## start
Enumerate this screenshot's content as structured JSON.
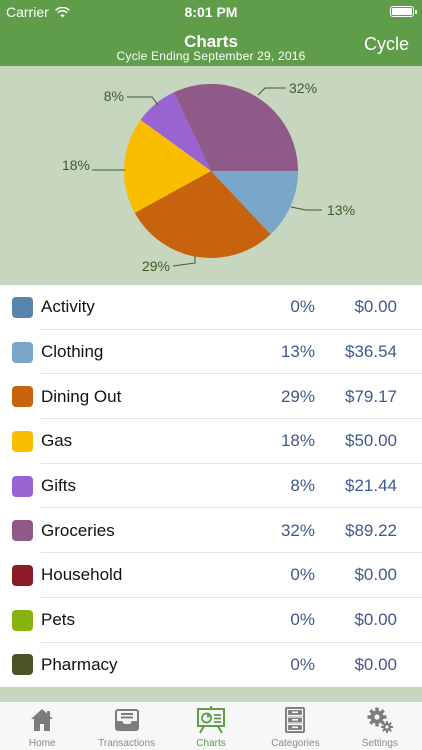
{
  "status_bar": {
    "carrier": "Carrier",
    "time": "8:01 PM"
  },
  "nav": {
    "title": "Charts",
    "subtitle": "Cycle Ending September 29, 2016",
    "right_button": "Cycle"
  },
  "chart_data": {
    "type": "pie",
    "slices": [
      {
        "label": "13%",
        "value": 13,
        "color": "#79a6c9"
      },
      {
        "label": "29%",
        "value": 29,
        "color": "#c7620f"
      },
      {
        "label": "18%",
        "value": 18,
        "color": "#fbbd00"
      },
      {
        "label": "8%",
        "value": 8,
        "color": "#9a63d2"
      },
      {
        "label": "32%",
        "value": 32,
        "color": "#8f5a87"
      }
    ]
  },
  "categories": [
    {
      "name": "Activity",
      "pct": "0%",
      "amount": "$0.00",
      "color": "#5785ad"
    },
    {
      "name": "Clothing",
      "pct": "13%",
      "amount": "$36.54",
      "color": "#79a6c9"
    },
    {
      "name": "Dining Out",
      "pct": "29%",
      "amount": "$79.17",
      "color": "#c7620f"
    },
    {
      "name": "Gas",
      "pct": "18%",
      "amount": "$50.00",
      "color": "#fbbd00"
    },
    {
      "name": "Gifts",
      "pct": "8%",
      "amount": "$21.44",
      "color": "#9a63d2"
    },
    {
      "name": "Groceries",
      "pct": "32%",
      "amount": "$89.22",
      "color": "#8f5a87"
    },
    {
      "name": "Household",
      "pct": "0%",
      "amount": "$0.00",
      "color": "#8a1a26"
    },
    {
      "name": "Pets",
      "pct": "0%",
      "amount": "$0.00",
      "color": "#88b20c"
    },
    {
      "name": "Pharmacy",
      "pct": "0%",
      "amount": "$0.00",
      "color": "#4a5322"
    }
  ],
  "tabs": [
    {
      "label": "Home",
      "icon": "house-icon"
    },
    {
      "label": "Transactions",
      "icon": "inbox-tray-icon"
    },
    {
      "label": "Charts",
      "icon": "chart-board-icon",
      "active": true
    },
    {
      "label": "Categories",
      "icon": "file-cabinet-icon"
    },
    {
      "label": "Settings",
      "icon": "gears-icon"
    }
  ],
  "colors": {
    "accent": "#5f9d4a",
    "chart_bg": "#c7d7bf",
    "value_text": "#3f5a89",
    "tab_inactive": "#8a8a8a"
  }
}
## end
> **Task statement**:
Quote all the lines above exactly as given. Do not include the pictures.

> **Written reply**:
Enumerate this screenshot's content as structured JSON.
{
  "status_bar": {
    "carrier": "Carrier",
    "time": "8:01 PM"
  },
  "nav": {
    "title": "Charts",
    "subtitle": "Cycle Ending September 29, 2016",
    "right_button": "Cycle"
  },
  "chart_data": {
    "type": "pie",
    "slices": [
      {
        "label": "13%",
        "value": 13,
        "color": "#79a6c9"
      },
      {
        "label": "29%",
        "value": 29,
        "color": "#c7620f"
      },
      {
        "label": "18%",
        "value": 18,
        "color": "#fbbd00"
      },
      {
        "label": "8%",
        "value": 8,
        "color": "#9a63d2"
      },
      {
        "label": "32%",
        "value": 32,
        "color": "#8f5a87"
      }
    ]
  },
  "categories": [
    {
      "name": "Activity",
      "pct": "0%",
      "amount": "$0.00",
      "color": "#5785ad"
    },
    {
      "name": "Clothing",
      "pct": "13%",
      "amount": "$36.54",
      "color": "#79a6c9"
    },
    {
      "name": "Dining Out",
      "pct": "29%",
      "amount": "$79.17",
      "color": "#c7620f"
    },
    {
      "name": "Gas",
      "pct": "18%",
      "amount": "$50.00",
      "color": "#fbbd00"
    },
    {
      "name": "Gifts",
      "pct": "8%",
      "amount": "$21.44",
      "color": "#9a63d2"
    },
    {
      "name": "Groceries",
      "pct": "32%",
      "amount": "$89.22",
      "color": "#8f5a87"
    },
    {
      "name": "Household",
      "pct": "0%",
      "amount": "$0.00",
      "color": "#8a1a26"
    },
    {
      "name": "Pets",
      "pct": "0%",
      "amount": "$0.00",
      "color": "#88b20c"
    },
    {
      "name": "Pharmacy",
      "pct": "0%",
      "amount": "$0.00",
      "color": "#4a5322"
    }
  ],
  "tabs": [
    {
      "label": "Home",
      "icon": "house-icon"
    },
    {
      "label": "Transactions",
      "icon": "inbox-tray-icon"
    },
    {
      "label": "Charts",
      "icon": "chart-board-icon",
      "active": true
    },
    {
      "label": "Categories",
      "icon": "file-cabinet-icon"
    },
    {
      "label": "Settings",
      "icon": "gears-icon"
    }
  ],
  "colors": {
    "accent": "#5f9d4a",
    "chart_bg": "#c7d7bf",
    "value_text": "#3f5a89",
    "tab_inactive": "#8a8a8a"
  }
}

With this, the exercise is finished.